### Provided information
.....
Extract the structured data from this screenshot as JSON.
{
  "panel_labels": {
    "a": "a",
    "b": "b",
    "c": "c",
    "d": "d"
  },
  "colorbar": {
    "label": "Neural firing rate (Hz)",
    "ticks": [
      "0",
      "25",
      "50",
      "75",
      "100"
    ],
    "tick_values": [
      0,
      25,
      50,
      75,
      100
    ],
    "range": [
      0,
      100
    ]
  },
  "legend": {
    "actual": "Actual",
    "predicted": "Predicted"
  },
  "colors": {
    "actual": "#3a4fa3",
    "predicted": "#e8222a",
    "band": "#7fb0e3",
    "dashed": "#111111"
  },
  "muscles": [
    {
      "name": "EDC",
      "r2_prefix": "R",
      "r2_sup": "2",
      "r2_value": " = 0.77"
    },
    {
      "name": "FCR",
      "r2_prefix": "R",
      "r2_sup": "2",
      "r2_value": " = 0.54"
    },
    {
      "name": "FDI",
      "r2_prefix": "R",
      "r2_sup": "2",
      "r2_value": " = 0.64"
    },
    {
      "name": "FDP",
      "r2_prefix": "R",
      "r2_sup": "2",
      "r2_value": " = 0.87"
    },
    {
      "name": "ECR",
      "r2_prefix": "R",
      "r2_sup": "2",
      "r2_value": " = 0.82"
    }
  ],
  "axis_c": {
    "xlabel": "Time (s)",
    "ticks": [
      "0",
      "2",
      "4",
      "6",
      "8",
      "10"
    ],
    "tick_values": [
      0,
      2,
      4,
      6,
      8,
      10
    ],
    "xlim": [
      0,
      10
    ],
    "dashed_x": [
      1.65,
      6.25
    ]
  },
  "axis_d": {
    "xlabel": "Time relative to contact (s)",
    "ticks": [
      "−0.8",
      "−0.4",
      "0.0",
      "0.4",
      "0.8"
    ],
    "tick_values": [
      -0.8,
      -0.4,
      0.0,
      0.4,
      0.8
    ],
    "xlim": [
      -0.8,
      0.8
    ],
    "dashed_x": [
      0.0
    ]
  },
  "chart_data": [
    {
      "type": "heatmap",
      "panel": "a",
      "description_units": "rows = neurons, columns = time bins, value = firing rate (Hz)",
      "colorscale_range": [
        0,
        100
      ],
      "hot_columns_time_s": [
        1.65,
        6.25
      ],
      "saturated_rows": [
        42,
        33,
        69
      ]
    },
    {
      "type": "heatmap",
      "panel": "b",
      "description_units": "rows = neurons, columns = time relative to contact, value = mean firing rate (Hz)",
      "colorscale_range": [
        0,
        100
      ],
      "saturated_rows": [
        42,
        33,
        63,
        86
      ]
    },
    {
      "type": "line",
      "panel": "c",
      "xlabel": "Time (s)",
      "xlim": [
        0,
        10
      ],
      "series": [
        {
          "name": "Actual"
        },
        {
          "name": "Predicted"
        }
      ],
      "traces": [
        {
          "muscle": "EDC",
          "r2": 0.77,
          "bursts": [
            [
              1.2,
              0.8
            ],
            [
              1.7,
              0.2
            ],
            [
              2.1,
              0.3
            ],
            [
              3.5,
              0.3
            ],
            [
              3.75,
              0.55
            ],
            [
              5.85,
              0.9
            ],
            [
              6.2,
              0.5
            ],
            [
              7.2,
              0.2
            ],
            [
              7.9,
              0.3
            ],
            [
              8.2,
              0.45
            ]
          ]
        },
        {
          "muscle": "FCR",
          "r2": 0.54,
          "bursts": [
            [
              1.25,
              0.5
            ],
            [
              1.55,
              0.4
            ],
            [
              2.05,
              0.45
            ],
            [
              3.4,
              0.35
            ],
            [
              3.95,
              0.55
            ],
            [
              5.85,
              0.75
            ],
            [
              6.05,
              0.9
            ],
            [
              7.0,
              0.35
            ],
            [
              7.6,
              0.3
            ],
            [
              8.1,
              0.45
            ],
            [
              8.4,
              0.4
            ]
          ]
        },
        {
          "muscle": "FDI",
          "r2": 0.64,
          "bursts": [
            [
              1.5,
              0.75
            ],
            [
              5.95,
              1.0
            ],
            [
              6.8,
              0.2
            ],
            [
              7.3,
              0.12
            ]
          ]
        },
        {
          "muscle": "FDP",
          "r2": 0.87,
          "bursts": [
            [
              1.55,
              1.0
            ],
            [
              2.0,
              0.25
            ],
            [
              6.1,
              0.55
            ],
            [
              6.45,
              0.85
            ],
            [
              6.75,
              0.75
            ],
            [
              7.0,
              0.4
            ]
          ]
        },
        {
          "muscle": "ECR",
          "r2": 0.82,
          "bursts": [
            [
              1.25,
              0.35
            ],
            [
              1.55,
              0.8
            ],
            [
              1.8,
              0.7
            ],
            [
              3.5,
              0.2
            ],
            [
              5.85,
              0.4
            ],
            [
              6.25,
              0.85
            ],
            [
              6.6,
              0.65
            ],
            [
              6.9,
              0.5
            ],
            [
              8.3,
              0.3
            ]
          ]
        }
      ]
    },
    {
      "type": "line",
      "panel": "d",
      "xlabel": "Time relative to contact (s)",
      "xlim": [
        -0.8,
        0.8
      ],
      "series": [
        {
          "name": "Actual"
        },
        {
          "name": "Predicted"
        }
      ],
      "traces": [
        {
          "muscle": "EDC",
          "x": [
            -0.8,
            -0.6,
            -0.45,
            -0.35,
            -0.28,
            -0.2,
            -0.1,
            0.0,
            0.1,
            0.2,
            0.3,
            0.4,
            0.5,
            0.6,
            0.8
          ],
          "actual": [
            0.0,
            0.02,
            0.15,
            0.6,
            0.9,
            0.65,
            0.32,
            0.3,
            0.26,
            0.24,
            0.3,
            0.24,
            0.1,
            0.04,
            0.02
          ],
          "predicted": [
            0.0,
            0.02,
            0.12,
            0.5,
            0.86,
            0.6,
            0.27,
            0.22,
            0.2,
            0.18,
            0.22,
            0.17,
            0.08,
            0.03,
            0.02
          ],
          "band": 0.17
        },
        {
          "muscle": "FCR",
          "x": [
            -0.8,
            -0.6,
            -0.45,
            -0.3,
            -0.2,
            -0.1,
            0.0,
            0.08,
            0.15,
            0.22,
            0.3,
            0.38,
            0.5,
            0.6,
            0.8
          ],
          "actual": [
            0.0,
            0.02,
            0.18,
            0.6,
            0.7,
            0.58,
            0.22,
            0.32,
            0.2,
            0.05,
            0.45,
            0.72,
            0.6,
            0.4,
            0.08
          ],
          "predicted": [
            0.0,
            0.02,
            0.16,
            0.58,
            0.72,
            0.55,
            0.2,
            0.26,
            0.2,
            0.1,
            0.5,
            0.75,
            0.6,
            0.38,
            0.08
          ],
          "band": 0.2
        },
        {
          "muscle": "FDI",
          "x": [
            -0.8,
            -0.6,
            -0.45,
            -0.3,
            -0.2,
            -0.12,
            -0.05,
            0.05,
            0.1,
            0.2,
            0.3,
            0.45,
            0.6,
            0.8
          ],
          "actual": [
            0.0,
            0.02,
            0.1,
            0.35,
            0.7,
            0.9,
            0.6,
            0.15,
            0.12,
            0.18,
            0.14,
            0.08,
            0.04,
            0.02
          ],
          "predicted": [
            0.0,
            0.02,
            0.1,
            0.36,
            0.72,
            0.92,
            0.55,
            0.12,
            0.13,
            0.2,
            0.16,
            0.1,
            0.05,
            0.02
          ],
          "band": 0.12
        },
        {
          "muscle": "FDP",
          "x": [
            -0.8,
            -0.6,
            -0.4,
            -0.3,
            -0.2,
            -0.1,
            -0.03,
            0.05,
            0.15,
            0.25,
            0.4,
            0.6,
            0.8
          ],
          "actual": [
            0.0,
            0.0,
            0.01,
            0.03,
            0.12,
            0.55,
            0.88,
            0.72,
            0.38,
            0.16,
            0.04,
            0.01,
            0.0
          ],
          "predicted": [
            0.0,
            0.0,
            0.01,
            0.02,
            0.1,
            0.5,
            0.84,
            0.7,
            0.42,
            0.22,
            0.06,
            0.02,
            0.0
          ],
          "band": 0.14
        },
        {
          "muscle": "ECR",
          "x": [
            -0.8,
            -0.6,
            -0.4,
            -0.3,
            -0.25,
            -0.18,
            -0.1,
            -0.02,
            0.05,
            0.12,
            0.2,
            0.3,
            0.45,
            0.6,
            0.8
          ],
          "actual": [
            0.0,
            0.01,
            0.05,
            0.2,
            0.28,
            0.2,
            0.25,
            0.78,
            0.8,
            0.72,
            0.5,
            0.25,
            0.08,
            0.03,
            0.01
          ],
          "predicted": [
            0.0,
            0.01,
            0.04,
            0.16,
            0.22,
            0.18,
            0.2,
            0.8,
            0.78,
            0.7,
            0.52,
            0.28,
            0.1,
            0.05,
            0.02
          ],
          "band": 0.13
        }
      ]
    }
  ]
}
.....
### Given exercise
Every line of the records that includes the word "name" should be gathered.

### Reply to the task
      "name": "EDC",
      "name": "FCR",
      "name": "FDI",
      "name": "FDP",
      "name": "ECR",
          "name": "Actual"
          "name": "Predicted"
          "name": "Actual"
          "name": "Predicted"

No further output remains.